■ Tarea propuesta A
¿Puedes extraer sin cambios el pasaje del artículo sobre 1972 que comienza en las palabras "Jaime García Chávez" y termina después de "a rolling stone?"?

■ Fragmento proporcionado
===
Jaime García Chávez
17/01/2022 - 12:03 am
1972: Reflexiones de medio siglo
El 15 de enero de 1972 significó dolor y muerte y, de bulto mostró lo endeble de las instituciones para encarar, con la ley en la mano, una acción armada.
How does it feel
How does it feel
To be without a home
Like a complete unknown
Like a rolling stone?
Bob Dylan
(Como se siente
Como se siente
El no tener un hogar
Como un completo desconocido
Como una piedra rodante?)
No lo recomendaba el Che Guevara y, antes que él, tampoco Lenin, ambos líderes de revoluciones triunfantes que hoy son muros derruidos. Quizás Villa, el mítico, sí y el ejemplo de un largo haz de insurrecciones locales. Hoy hace medio siglo de la realización de una empresa humana marcada por la valentía, el desinterés personal, el honor y los ideales de redención social de un grupo constituido por seres en la flor de la vida.
El 15 de enero de 1972 significó dolor y muerte y, de bulto mostró lo endeble de las instituciones para encarar, con la ley en la mano, una acción armada y sin recurrir a la persecución sanguinaria y exterminatoria ala práctica de la más detestable usanza del “mátalos en caliente”, de larga data en México.
El novelista Roberto Ampuero en su obra “El último tango de Salvador Allende” se pregunta: “¿Nos ilusionamos con una utopía para darle sentido a nuestra vida o nuestra vida tiene sentido porque adoptamos una utopía? Pienso que la pregunta no es sencilla y que la respuesta es múltiple, no unidireccional. Nadie arriesga su vida en la etapa juvenil en política nada más por una pulsión de aventura, erogando energía vital y en espera de recibir la factura que significa muerte, tortura, cárcel, destierro, abandono de seres queridos y proscripción.
Arturo Gámiz García con 23 años de edad fue detenido por exigir el cumplimiento constitucional de la entrega de tierras para los campesinos del municipio de Madera. Territorio dominado por la oligarquía de los Vallina y los Trouyet. Su captura la realizó el ejército, no los civiles, él alegó en su defensa que el Presidente Adolfo López Mateos -al que hoy le queman incienso los morenistas- los había engañado. Su lucha campesina buscó con las armas lo que no brindaban las instituciones del Estado obligadas al reparto agrario, que afectaría a los dueños de los bosques, ahora industrializados y una engreída casta de ganaderos abusones e ignorantes. Se tomó en cuenta, lo deduzco de los textos, a un clásico que había dictado un aforismo verdadero y estrujante: los pueblos no hacen las revoluciones con más gusto que la guerra y hay hombre y mujeres que toman el desafío y desatan la revuelta necesaria, en los límites de lo posible y lo irrenunciable. Gámiz García fue de esa pasta. No fue ningún improvisado y, con precariedad que se puede advertir hoy con mayor hondura, dijo los porqués en textos que en la perspectiva histórica se tornan muy valiosos y hablan por sí solos de los motivos de los insurrectos de Madera 65, muertos finalmente en combate frontal con un ejército acuartelado, con mejores armas y adiestramiento profesional.
===
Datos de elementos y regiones
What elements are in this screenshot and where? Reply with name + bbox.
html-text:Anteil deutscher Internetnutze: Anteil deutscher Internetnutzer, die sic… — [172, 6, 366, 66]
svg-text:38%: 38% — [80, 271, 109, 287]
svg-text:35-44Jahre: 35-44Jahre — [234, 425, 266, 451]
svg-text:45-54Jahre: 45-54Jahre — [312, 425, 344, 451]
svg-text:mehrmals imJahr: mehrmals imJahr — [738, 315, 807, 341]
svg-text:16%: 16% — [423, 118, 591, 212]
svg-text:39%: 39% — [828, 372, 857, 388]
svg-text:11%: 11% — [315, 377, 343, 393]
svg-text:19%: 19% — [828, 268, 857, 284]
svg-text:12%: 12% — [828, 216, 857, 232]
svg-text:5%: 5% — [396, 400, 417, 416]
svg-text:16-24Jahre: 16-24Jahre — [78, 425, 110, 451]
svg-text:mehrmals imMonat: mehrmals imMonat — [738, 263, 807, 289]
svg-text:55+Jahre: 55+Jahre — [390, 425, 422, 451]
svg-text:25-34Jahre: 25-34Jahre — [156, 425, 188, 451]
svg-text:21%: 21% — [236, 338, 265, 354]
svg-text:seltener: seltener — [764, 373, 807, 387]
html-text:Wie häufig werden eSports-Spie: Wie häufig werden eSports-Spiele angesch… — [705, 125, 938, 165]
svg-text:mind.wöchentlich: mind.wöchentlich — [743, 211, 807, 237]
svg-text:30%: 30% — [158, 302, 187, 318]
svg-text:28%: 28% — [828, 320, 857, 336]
===
■ Tarea propuesta B
¿Puedes copiar sin cambios las entradas del material, empezando por la primera y deteniéndote después de la línea que contiene "svg-text:mehrmals imJahr: mehrmals", ambas incluidas?

■ Solución desarrollada A
Jaime García Chávez
17/01/2022 - 12:03 am
1972: Reflexiones de medio siglo
El 15 de enero de 1972 significó dolor y muerte y, de bulto mostró lo endeble de las instituciones para encarar, con la ley en la mano, una acción armada.
How does it feel
How does it feel
To be without a home
Like a complete unknown
Like a rolling stone?

■ Solución desarrollada B
What elements are in this screenshot and where? Reply with name + bbox.
html-text:Anteil deutscher Internetnutze: Anteil deutscher Internetnutzer, die sic… — [172, 6, 366, 66]
svg-text:38%: 38% — [80, 271, 109, 287]
svg-text:35-44Jahre: 35-44Jahre — [234, 425, 266, 451]
svg-text:45-54Jahre: 45-54Jahre — [312, 425, 344, 451]
svg-text:mehrmals imJahr: mehrmals imJahr — [738, 315, 807, 341]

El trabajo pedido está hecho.